Now, there is nothing so horrendous about subsidies. It all depends on who gets them. Right now, Mr. Chairman, we are subsidizing ships, we are subsidizing highway construction, we are subsidizing airlines, we are subsidizing currently helicopters. Whether we continue that or not is a question. And on this question of airline subsidy, which is the most apposite and about which this committee knows a great deal more than I do, the total subsidy for air carrier services of exactly this nature, that is, the same type of line bringing people from point“A” to point "B,” which you are dealing with in railroads like the New Haven, for fiscal 1965, is $84 million.
Now, when you begin to realize, Mr. Chairman, that if you stopped the New Haven commuter service from Greenwich, Conn., or Stamford or whatever is the near-Connecticut point that is normally figured as commuter service, I think it is a little farther up than New Haven, to New York, you have to build eight lines of highway in order to handle the traffic-if you can handle it whenever it got into the island of Manhattan, and where most of it converges. You begin to realize again there is not much choice in these matters. It is a question of strangulation or of keeping these arteries through which blood is being pumped in the shape of our citizens who move from place to place alive.
Now, the last point-so the first two points: (1) the alternative to nationalization, which is a national acceptance of the responsibility for dealing with these roads; (2) the fact that some subsidy will be necessary, at least to start with, and there is nothing so horrendous about that. We are doing it all the time in other lines, and it has now caught up with us in the railroads; and third, is the question of StateFederal cooperation, which is very interesting, Mr. Chairman, because this is a unique example of where the States are ready to do a great deal more than the Federal Government.
You are not dealing with 90 and 10 as in the highway program; you are not dealing with complete subsidy as in air and in ships; you are dealing with a proposal. Even the States themselves propose a very heavy participation by the States. Under my bill
, it is two-thirds. Under Senator Dodd's bill, a gradually accelerating arrangement. But this is a very real recognition of responsibility by the
States and I am very proud to say that my State and Senator Dodd's State are leading in that.
They have already made proposals with respect to the purchase of equipment for the New Haven, and those proposals have now been
expanded to include underwriting of the cost of operating the commüter service to some extent, if they can get some help with that problem, and doing it under a lease so that the New York Central, which is in good management under Mr. Pearlman, its president, may actually operate the commuter service.
And the fourth point, Mr. Chairman, is the merger proposition. We have got to bring about more efficient and economical units of the American railroad system, and if we are going to be doing any subsidizing—as we are obviously going to have to do in one way or another and as we have already done.
After all, the ICC has guaranteed quite a good deal of these bonds, including bonds for the New Haven, then at least let's get the most efficient use possible and let's get the Department of Justice off the dime on this merger question.

________

To be done:
1. In the passage on railroad subsidies, substitute "consolidation proposal" for "merger proposition" and write out the part between "They have already" and "have already done.", inclusive.
2. Output the lines of the records word for word, from the very start of the records through the line holding "x-tick-label: 15 [357, 546, 375, 562]", inclusive.
The passage on railroad subsidies and the records that come after it have nothing to do with each other.

________

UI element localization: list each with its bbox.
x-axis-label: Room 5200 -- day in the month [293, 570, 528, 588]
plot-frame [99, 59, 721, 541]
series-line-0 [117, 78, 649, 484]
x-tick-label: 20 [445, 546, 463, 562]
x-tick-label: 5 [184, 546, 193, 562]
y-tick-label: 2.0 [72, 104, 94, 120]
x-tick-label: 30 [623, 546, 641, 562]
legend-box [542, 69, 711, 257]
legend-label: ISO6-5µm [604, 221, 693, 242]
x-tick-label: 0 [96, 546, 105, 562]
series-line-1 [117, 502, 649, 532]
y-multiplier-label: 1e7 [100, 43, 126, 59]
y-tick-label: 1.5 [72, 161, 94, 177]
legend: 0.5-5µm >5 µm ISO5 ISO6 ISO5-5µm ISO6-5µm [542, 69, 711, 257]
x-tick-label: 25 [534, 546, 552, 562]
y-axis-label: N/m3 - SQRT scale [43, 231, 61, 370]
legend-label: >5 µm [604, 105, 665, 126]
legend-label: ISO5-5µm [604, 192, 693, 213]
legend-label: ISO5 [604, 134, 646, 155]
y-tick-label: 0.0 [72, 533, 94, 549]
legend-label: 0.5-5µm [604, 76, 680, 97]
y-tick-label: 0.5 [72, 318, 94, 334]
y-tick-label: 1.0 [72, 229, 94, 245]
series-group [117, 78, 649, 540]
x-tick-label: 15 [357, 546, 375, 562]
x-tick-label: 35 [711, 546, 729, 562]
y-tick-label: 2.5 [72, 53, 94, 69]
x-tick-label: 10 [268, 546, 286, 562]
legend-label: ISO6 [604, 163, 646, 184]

________

Solved tasks:
1.
They have already made proposals with respect to the purchase of equipment for the New Haven, and those proposals have now been
expanded to include underwriting of the cost of operating the commüter service to some extent, if they can get some help with that problem, and doing it under a lease so that the New York Central, which is in good management under Mr. Pearlman, its president, may actually operate the commuter service.
And the fourth point, Mr. Chairman, is the consolidation proposal. We have got to bring about more efficient and economical units of the American railroad system, and if we are going to be doing any subsidizing—as we are obviously going to have to do in one way or another and as we have already done.

2.
UI element localization: list each with its bbox.
x-axis-label: Room 5200 -- day in the month [293, 570, 528, 588]
plot-frame [99, 59, 721, 541]
series-line-0 [117, 78, 649, 484]
x-tick-label: 20 [445, 546, 463, 562]
x-tick-label: 5 [184, 546, 193, 562]
y-tick-label: 2.0 [72, 104, 94, 120]
x-tick-label: 30 [623, 546, 641, 562]
legend-box [542, 69, 711, 257]
legend-label: ISO6-5µm [604, 221, 693, 242]
x-tick-label: 0 [96, 546, 105, 562]
series-line-1 [117, 502, 649, 532]
y-multiplier-label: 1e7 [100, 43, 126, 59]
y-tick-label: 1.5 [72, 161, 94, 177]
legend: 0.5-5µm >5 µm ISO5 ISO6 ISO5-5µm ISO6-5µm [542, 69, 711, 257]
x-tick-label: 25 [534, 546, 552, 562]
y-axis-label: N/m3 - SQRT scale [43, 231, 61, 370]
legend-label: >5 µm [604, 105, 665, 126]
legend-label: ISO5-5µm [604, 192, 693, 213]
legend-label: ISO5 [604, 134, 646, 155]
y-tick-label: 0.0 [72, 533, 94, 549]
legend-label: 0.5-5µm [604, 76, 680, 97]
y-tick-label: 0.5 [72, 318, 94, 334]
y-tick-label: 1.0 [72, 229, 94, 245]
series-group [117, 78, 649, 540]
x-tick-label: 15 [357, 546, 375, 562]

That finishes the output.